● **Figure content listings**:
>>>

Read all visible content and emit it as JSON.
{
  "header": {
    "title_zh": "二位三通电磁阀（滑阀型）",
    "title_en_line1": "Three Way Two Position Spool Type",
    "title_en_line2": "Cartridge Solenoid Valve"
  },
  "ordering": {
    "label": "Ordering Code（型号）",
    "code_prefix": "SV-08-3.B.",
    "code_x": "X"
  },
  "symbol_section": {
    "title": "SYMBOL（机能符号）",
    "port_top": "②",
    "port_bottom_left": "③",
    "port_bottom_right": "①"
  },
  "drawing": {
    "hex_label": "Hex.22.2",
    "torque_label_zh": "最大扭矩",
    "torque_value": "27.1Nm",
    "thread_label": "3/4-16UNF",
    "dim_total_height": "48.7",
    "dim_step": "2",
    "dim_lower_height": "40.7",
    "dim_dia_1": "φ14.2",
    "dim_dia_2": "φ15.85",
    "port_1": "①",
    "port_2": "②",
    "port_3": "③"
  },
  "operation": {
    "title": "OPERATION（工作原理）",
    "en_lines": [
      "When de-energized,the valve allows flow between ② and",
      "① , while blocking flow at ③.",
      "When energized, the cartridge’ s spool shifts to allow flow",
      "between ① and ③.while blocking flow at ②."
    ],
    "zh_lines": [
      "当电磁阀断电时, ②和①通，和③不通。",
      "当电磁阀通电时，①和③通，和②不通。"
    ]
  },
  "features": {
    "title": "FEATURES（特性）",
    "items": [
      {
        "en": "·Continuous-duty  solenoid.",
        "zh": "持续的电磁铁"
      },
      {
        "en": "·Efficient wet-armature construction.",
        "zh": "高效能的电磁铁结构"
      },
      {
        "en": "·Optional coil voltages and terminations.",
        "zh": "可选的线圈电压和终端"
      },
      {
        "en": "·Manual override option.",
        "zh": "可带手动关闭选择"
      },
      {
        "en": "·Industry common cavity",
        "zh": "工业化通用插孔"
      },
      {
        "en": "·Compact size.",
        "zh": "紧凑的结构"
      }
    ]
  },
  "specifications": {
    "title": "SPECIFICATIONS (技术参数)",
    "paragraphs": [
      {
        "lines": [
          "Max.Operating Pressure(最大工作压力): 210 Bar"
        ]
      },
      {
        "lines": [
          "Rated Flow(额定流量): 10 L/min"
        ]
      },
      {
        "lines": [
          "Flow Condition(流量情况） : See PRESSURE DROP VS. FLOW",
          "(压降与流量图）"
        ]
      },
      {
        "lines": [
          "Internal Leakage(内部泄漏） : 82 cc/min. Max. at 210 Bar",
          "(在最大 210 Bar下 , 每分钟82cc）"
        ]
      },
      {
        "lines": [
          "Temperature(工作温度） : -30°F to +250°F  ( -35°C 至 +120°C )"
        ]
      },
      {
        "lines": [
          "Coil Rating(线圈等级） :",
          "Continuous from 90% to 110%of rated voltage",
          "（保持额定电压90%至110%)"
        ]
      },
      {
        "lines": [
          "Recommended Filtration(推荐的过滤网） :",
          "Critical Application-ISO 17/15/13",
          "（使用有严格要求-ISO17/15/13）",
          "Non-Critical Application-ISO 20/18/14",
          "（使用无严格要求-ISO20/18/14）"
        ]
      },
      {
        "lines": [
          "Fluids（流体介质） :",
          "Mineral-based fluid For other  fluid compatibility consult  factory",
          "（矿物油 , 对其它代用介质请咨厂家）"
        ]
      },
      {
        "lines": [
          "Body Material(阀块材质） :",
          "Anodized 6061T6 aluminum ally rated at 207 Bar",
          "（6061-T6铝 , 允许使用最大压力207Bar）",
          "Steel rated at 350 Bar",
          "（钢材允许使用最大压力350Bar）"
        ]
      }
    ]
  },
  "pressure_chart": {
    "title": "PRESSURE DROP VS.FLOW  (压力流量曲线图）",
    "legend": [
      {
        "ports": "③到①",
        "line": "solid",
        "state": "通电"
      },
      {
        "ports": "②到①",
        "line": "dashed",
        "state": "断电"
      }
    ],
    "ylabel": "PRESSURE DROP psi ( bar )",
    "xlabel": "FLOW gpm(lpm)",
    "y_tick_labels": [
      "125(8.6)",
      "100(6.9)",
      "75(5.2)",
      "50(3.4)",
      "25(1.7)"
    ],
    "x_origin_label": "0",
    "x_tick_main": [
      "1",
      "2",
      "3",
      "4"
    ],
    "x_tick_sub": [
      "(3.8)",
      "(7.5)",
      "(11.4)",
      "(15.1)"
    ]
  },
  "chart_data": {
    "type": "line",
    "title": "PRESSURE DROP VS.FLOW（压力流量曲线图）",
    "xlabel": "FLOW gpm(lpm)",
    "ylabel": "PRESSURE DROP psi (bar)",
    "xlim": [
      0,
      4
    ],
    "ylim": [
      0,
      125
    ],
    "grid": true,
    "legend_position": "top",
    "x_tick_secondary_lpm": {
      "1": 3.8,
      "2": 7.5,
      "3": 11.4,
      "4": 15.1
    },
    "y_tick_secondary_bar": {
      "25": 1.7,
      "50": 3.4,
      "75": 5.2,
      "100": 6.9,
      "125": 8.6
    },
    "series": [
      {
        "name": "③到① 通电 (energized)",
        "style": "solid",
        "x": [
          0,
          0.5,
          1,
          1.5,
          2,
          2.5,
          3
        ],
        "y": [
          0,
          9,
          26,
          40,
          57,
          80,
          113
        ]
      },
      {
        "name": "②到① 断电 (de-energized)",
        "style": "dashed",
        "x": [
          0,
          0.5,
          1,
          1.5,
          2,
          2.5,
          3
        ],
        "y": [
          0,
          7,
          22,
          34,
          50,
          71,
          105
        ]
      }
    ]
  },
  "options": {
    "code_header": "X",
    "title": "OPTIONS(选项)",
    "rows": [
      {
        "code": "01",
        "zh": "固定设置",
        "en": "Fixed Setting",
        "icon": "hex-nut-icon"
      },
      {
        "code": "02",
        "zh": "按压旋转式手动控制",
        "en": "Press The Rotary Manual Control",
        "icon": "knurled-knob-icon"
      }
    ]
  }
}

<<<

● **TASK GOAL**:
Figure out how many lines above include the string "ylabel", then report that number and nothing else.

● **COMPLETE OUTPUT**:
2